=== Extracted records ===
**********
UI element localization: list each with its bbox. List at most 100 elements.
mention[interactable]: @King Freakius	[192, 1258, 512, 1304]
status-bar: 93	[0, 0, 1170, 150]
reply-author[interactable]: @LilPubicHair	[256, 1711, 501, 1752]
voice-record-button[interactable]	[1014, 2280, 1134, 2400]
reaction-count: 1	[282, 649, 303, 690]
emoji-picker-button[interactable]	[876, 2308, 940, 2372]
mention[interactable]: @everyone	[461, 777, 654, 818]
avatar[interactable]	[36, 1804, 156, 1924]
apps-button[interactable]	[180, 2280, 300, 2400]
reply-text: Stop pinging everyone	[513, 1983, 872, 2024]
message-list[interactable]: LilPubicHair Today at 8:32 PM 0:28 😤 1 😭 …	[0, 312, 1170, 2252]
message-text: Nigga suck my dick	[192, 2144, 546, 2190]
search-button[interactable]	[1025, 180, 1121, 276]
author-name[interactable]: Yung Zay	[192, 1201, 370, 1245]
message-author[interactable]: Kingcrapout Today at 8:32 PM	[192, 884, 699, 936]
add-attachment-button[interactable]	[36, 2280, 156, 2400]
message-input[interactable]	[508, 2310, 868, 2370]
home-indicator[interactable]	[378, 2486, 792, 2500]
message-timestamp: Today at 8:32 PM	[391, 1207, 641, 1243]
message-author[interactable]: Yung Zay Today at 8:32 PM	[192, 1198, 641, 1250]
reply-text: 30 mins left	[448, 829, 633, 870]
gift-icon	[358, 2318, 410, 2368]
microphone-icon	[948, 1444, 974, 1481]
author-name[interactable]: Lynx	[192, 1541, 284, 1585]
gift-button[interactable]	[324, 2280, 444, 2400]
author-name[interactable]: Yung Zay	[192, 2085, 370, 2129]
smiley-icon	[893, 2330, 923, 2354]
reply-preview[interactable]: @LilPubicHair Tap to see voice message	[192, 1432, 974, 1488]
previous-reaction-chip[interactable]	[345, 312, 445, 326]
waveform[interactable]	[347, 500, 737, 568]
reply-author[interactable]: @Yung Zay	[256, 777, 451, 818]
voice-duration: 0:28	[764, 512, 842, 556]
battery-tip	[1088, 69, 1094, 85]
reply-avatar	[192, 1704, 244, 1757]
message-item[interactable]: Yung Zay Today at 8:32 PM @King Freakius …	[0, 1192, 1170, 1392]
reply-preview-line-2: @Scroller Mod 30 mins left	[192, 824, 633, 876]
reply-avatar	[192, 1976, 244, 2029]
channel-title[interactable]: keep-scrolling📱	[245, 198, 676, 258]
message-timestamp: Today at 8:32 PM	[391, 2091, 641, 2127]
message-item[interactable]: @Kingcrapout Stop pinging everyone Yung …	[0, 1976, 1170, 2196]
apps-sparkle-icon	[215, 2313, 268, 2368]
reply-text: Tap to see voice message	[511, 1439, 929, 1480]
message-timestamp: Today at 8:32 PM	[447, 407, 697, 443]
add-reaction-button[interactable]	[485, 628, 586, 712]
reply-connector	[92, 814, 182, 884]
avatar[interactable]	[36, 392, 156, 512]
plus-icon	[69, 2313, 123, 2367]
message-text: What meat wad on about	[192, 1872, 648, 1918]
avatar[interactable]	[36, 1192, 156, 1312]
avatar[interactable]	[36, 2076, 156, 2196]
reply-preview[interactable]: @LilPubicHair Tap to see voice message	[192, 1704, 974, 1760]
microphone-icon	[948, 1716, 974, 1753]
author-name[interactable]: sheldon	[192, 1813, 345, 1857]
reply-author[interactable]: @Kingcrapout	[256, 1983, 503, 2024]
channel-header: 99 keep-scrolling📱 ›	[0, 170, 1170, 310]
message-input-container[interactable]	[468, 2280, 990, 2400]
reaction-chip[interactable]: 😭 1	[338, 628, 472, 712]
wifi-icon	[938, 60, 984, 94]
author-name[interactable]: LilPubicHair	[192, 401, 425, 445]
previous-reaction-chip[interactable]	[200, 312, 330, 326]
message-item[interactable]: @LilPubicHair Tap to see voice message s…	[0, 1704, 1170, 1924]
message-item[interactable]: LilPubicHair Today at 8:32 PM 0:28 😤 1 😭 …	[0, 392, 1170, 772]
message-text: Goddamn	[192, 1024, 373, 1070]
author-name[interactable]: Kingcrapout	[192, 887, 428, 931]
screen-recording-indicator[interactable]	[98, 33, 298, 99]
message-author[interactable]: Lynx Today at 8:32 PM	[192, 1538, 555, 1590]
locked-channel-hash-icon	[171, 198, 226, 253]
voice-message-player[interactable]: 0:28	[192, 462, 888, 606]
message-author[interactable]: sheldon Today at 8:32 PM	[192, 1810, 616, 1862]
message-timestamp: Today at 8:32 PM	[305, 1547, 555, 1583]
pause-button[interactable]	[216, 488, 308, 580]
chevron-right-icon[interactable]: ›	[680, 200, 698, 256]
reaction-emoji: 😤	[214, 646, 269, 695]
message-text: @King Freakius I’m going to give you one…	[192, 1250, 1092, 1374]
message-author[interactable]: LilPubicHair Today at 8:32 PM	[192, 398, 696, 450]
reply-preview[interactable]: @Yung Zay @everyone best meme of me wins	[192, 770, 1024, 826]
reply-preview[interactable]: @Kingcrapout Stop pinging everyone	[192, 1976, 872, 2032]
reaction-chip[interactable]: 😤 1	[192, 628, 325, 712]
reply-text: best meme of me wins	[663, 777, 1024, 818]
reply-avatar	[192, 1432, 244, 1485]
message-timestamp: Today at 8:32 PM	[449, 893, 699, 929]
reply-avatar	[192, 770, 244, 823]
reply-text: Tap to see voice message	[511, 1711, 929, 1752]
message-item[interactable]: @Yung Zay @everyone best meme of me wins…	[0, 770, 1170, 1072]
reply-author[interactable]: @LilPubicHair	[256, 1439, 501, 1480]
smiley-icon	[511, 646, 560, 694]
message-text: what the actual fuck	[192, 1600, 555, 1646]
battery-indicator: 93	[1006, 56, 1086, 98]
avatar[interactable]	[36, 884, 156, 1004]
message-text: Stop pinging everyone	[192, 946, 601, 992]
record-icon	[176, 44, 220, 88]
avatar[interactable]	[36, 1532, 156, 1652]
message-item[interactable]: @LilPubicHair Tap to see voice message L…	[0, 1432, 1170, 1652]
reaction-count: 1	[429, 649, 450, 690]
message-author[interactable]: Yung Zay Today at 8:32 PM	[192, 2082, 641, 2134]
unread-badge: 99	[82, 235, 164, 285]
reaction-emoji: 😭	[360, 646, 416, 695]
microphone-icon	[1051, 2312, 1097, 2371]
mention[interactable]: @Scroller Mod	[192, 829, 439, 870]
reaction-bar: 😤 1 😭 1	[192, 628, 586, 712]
**********
=== What is expected ===
Extract every line of the material above and reproduce each one without any change.

=== Result of this exercise ===
UI element localization: list each with its bbox. List at most 100 elements.
mention[interactable]: @King Freakius	[192, 1258, 512, 1304]
status-bar: 93	[0, 0, 1170, 150]
reply-author[interactable]: @LilPubicHair	[256, 1711, 501, 1752]
voice-record-button[interactable]	[1014, 2280, 1134, 2400]
reaction-count: 1	[282, 649, 303, 690]
emoji-picker-button[interactable]	[876, 2308, 940, 2372]
mention[interactable]: @everyone	[461, 777, 654, 818]
avatar[interactable]	[36, 1804, 156, 1924]
apps-button[interactable]	[180, 2280, 300, 2400]
reply-text: Stop pinging everyone	[513, 1983, 872, 2024]
message-list[interactable]: LilPubicHair Today at 8:32 PM 0:28 😤 1 😭 …	[0, 312, 1170, 2252]
message-text: Nigga suck my dick	[192, 2144, 546, 2190]
search-button[interactable]	[1025, 180, 1121, 276]
author-name[interactable]: Yung Zay	[192, 1201, 370, 1245]
message-author[interactable]: Kingcrapout Today at 8:32 PM	[192, 884, 699, 936]
add-attachment-button[interactable]	[36, 2280, 156, 2400]
message-input[interactable]	[508, 2310, 868, 2370]
home-indicator[interactable]	[378, 2486, 792, 2500]
message-timestamp: Today at 8:32 PM	[391, 1207, 641, 1243]
message-author[interactable]: Yung Zay Today at 8:32 PM	[192, 1198, 641, 1250]
reply-text: 30 mins left	[448, 829, 633, 870]
gift-icon	[358, 2318, 410, 2368]
microphone-icon	[948, 1444, 974, 1481]
author-name[interactable]: Lynx	[192, 1541, 284, 1585]
gift-button[interactable]	[324, 2280, 444, 2400]
author-name[interactable]: Yung Zay	[192, 2085, 370, 2129]
smiley-icon	[893, 2330, 923, 2354]
reply-preview[interactable]: @LilPubicHair Tap to see voice message	[192, 1432, 974, 1488]
previous-reaction-chip[interactable]	[345, 312, 445, 326]
waveform[interactable]	[347, 500, 737, 568]
reply-author[interactable]: @Yung Zay	[256, 777, 451, 818]
voice-duration: 0:28	[764, 512, 842, 556]
battery-tip	[1088, 69, 1094, 85]
reply-avatar	[192, 1704, 244, 1757]
message-item[interactable]: Yung Zay Today at 8:32 PM @King Freakius …	[0, 1192, 1170, 1392]
reply-preview-line-2: @Scroller Mod 30 mins left	[192, 824, 633, 876]
reply-avatar	[192, 1976, 244, 2029]
channel-title[interactable]: keep-scrolling📱	[245, 198, 676, 258]
message-timestamp: Today at 8:32 PM	[391, 2091, 641, 2127]
message-item[interactable]: @Kingcrapout Stop pinging everyone Yung …	[0, 1976, 1170, 2196]
apps-sparkle-icon	[215, 2313, 268, 2368]
reply-text: Tap to see voice message	[511, 1439, 929, 1480]
message-timestamp: Today at 8:32 PM	[447, 407, 697, 443]
add-reaction-button[interactable]	[485, 628, 586, 712]
reply-connector	[92, 814, 182, 884]
avatar[interactable]	[36, 392, 156, 512]
plus-icon	[69, 2313, 123, 2367]
message-text: What meat wad on about	[192, 1872, 648, 1918]
avatar[interactable]	[36, 1192, 156, 1312]
avatar[interactable]	[36, 2076, 156, 2196]
reply-preview[interactable]: @LilPubicHair Tap to see voice message	[192, 1704, 974, 1760]
microphone-icon	[948, 1716, 974, 1753]
author-name[interactable]: sheldon	[192, 1813, 345, 1857]
reply-author[interactable]: @Kingcrapout	[256, 1983, 503, 2024]
channel-header: 99 keep-scrolling📱 ›	[0, 170, 1170, 310]
message-input-container[interactable]	[468, 2280, 990, 2400]
reaction-chip[interactable]: 😭 1	[338, 628, 472, 712]
wifi-icon	[938, 60, 984, 94]
author-name[interactable]: LilPubicHair	[192, 401, 425, 445]
previous-reaction-chip[interactable]	[200, 312, 330, 326]
message-item[interactable]: @LilPubicHair Tap to see voice message s…	[0, 1704, 1170, 1924]
message-item[interactable]: LilPubicHair Today at 8:32 PM 0:28 😤 1 😭 …	[0, 392, 1170, 772]
message-text: Goddamn	[192, 1024, 373, 1070]
author-name[interactable]: Kingcrapout	[192, 887, 428, 931]
screen-recording-indicator[interactable]	[98, 33, 298, 99]
message-author[interactable]: Lynx Today at 8:32 PM	[192, 1538, 555, 1590]
locked-channel-hash-icon	[171, 198, 226, 253]
voice-message-player[interactable]: 0:28	[192, 462, 888, 606]
message-author[interactable]: sheldon Today at 8:32 PM	[192, 1810, 616, 1862]
message-timestamp: Today at 8:32 PM	[305, 1547, 555, 1583]
pause-button[interactable]	[216, 488, 308, 580]
chevron-right-icon[interactable]: ›	[680, 200, 698, 256]
reaction-emoji: 😤	[214, 646, 269, 695]
message-text: @King Freakius I’m going to give you one…	[192, 1250, 1092, 1374]
message-author[interactable]: LilPubicHair Today at 8:32 PM	[192, 398, 696, 450]
reply-preview[interactable]: @Yung Zay @everyone best meme of me wins	[192, 770, 1024, 826]
reply-preview[interactable]: @Kingcrapout Stop pinging everyone	[192, 1976, 872, 2032]
reaction-chip[interactable]: 😤 1	[192, 628, 325, 712]
reply-text: best meme of me wins	[663, 777, 1024, 818]
reply-avatar	[192, 1432, 244, 1485]
message-timestamp: Today at 8:32 PM	[449, 893, 699, 929]
reply-avatar	[192, 770, 244, 823]
reply-text: Tap to see voice message	[511, 1711, 929, 1752]
message-item[interactable]: @Yung Zay @everyone best meme of me wins…	[0, 770, 1170, 1072]
reply-author[interactable]: @LilPubicHair	[256, 1439, 501, 1480]
smiley-icon	[511, 646, 560, 694]
message-text: what the actual fuck	[192, 1600, 555, 1646]
battery-indicator: 93	[1006, 56, 1086, 98]
avatar[interactable]	[36, 884, 156, 1004]
message-text: Stop pinging everyone	[192, 946, 601, 992]
record-icon	[176, 44, 220, 88]
avatar[interactable]	[36, 1532, 156, 1652]
message-item[interactable]: @LilPubicHair Tap to see voice message L…	[0, 1432, 1170, 1652]
reaction-count: 1	[429, 649, 450, 690]
message-author[interactable]: Yung Zay Today at 8:32 PM	[192, 2082, 641, 2134]
unread-badge: 99	[82, 235, 164, 285]
reaction-emoji: 😭	[360, 646, 416, 695]
microphone-icon	[1051, 2312, 1097, 2371]
mention[interactable]: @Scroller Mod	[192, 829, 439, 870]
reaction-bar: 😤 1 😭 1	[192, 628, 586, 712]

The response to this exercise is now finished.